— Start —

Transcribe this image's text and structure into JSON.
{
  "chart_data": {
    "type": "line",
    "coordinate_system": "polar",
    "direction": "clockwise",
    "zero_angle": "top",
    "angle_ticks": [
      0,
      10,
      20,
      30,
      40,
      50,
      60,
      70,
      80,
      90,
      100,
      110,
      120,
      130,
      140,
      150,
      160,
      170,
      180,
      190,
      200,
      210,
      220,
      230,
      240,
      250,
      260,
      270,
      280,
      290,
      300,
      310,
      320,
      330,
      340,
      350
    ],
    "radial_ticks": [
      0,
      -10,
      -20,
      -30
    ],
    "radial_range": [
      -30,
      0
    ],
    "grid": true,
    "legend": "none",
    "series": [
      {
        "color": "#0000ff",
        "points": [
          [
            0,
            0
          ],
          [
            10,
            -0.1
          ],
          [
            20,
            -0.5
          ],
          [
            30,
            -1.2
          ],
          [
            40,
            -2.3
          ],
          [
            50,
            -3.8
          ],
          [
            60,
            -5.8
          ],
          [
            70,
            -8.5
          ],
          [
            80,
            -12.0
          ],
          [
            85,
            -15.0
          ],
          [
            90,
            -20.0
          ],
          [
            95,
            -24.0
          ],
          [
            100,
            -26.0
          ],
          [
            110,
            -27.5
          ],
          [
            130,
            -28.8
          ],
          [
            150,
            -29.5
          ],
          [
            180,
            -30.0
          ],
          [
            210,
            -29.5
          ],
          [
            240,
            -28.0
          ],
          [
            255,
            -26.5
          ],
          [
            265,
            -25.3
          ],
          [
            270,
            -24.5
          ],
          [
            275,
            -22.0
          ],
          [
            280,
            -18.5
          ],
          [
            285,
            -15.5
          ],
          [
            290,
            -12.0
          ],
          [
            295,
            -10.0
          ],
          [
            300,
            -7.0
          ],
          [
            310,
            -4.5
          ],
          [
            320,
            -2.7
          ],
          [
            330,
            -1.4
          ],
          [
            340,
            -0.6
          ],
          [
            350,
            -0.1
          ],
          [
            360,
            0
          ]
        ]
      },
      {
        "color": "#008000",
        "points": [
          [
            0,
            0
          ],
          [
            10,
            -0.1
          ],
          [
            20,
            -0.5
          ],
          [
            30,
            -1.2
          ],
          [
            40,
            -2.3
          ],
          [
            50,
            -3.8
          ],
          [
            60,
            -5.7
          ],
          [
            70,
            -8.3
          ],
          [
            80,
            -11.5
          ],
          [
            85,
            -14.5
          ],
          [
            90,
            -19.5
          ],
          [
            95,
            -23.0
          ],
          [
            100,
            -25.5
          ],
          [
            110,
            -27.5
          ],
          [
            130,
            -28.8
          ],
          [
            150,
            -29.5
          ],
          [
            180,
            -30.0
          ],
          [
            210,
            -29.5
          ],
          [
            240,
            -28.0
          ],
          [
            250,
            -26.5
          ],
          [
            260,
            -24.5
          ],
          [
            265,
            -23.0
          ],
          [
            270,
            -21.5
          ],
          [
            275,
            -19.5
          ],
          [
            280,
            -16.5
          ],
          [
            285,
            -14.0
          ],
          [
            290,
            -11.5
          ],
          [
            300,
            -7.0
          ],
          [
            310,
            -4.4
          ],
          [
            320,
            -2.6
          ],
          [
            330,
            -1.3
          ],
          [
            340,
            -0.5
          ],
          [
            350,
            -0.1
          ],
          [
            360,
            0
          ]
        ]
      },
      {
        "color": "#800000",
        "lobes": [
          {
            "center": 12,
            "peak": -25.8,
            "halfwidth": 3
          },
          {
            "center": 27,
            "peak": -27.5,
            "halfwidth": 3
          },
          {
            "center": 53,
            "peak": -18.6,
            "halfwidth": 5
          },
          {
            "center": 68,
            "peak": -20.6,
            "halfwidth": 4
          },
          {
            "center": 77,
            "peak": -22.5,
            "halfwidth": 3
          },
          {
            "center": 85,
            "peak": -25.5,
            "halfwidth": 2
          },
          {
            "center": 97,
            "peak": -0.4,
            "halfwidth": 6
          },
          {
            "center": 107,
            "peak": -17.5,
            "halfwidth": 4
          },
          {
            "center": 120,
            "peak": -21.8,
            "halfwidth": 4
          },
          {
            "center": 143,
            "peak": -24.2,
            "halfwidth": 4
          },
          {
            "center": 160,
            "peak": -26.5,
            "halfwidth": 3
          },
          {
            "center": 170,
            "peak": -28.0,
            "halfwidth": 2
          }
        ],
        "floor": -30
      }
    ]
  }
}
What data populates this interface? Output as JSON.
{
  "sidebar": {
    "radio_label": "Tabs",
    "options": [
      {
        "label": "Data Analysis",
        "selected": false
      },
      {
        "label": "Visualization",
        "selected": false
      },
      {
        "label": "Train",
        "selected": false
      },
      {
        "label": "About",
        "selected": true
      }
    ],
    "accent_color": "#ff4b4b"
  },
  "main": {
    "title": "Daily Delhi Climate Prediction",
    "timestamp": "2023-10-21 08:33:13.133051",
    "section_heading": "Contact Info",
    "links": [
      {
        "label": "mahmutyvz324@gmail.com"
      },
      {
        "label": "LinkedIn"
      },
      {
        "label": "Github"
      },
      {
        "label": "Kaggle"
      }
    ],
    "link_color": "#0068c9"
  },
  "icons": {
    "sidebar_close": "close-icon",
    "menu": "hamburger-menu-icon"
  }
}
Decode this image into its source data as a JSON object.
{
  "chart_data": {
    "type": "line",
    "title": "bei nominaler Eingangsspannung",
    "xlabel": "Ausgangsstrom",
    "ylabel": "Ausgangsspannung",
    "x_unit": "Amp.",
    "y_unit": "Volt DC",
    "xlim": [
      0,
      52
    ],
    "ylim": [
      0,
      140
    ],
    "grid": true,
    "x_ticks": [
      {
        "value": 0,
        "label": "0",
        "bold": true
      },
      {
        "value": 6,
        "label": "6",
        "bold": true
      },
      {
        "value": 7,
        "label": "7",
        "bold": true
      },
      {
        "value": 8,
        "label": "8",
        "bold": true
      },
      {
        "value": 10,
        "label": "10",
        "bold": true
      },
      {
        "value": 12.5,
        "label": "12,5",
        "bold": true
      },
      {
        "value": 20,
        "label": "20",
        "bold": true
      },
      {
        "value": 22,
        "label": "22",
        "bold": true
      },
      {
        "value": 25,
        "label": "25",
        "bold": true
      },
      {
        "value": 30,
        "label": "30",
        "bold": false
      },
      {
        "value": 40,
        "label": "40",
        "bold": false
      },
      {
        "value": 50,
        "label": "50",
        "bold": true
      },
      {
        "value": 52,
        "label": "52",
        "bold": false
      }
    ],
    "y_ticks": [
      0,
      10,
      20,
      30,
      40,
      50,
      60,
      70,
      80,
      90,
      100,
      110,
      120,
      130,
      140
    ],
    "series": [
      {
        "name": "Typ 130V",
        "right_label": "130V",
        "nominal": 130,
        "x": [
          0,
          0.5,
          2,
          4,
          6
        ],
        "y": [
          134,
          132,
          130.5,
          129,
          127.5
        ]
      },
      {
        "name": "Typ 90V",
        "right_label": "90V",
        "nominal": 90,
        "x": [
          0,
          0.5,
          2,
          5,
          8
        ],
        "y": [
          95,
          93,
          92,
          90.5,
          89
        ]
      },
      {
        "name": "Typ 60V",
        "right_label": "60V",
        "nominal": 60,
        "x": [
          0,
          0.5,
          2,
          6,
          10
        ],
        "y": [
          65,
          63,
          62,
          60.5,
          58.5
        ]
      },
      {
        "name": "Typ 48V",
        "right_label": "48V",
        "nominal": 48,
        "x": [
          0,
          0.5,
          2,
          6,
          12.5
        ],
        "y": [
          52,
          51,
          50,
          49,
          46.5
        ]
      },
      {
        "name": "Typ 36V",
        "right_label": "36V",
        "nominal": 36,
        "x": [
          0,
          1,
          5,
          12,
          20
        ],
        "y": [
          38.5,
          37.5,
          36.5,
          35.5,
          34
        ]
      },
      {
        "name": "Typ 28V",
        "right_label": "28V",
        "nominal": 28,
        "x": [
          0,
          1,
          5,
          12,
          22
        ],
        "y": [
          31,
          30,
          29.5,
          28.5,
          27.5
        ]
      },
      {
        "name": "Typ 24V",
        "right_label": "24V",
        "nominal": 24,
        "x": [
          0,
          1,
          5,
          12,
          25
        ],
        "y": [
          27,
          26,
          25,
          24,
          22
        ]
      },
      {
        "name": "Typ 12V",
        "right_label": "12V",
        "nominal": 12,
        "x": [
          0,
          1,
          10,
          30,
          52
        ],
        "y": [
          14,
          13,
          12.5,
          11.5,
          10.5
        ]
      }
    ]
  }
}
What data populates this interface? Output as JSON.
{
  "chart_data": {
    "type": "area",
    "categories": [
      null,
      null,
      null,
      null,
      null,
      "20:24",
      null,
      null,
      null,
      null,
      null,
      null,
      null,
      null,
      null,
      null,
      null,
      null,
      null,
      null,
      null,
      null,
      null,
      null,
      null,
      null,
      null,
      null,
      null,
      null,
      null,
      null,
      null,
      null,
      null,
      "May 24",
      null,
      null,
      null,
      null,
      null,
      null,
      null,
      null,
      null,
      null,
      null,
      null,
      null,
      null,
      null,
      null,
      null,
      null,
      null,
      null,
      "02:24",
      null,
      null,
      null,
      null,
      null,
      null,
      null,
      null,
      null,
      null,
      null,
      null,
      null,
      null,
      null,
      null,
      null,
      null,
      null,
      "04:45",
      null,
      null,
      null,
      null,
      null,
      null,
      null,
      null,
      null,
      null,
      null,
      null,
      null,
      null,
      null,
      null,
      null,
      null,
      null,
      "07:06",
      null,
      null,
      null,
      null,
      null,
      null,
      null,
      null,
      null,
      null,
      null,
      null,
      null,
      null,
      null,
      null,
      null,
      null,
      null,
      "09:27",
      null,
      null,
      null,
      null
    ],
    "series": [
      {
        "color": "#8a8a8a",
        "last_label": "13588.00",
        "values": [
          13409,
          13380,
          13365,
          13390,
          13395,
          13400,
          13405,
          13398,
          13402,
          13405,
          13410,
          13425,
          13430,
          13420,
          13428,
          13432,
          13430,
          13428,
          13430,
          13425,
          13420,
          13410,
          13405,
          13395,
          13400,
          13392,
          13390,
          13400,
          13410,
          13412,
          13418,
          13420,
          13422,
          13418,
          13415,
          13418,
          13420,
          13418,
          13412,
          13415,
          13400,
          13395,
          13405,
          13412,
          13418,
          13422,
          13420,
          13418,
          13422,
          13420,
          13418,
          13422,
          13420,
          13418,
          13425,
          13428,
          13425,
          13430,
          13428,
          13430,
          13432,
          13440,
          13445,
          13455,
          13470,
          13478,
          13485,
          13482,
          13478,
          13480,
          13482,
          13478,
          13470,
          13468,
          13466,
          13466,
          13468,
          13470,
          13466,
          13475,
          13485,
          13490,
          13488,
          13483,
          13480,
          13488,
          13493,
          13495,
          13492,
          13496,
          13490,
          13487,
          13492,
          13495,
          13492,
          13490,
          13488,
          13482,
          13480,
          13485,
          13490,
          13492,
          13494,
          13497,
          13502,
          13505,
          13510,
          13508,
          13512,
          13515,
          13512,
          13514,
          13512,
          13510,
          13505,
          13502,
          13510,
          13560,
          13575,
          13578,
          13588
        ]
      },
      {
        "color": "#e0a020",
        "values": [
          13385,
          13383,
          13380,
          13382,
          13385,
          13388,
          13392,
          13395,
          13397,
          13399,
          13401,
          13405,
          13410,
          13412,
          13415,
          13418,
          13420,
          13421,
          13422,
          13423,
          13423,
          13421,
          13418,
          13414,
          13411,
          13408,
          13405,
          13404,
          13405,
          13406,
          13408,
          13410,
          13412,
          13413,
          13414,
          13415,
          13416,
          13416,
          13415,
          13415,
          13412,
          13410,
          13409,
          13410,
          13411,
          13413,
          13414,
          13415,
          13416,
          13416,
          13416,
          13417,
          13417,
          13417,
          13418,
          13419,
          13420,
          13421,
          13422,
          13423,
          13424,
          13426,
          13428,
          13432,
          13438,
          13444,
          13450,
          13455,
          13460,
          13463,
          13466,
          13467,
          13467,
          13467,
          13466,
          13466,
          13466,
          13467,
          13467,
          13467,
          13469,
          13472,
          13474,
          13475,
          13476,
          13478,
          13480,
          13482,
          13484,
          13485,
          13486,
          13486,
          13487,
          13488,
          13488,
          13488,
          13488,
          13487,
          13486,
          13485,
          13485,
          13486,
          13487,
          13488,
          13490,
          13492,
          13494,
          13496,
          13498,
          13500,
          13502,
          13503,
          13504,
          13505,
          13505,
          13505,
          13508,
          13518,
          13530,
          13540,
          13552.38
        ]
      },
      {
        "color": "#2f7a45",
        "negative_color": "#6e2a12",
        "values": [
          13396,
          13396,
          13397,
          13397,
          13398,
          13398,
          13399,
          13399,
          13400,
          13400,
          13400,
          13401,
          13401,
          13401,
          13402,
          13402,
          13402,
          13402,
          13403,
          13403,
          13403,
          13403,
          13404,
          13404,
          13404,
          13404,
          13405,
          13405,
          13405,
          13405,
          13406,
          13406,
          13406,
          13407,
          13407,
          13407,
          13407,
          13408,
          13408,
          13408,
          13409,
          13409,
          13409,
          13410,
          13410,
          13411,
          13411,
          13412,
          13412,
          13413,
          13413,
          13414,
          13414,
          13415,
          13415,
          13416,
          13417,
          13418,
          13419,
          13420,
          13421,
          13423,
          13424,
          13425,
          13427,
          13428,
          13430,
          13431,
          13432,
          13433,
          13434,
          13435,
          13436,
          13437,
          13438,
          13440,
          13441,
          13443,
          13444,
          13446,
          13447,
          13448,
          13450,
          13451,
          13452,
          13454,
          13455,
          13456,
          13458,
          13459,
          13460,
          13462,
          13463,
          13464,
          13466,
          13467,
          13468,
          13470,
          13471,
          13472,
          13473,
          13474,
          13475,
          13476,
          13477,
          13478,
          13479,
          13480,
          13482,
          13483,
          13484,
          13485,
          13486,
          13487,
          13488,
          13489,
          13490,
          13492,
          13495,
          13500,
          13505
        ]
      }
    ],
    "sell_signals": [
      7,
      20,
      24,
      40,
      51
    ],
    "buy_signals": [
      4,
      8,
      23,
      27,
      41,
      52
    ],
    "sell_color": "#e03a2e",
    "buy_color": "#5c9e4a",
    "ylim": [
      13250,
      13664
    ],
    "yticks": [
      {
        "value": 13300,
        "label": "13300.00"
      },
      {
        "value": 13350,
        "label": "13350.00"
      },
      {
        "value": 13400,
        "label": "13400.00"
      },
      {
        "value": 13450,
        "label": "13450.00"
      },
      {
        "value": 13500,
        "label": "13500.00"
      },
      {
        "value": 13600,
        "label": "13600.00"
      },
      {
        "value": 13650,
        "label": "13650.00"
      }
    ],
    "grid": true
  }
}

— End —

#### DO THIS
Look through the entries above and report each line where the string "title" occurs.

#### ANSWER FOR THIS EXERCISE
    "title": "Daily Delhi Climate Prediction",
    "title": "bei nominaler Eingangsspannung",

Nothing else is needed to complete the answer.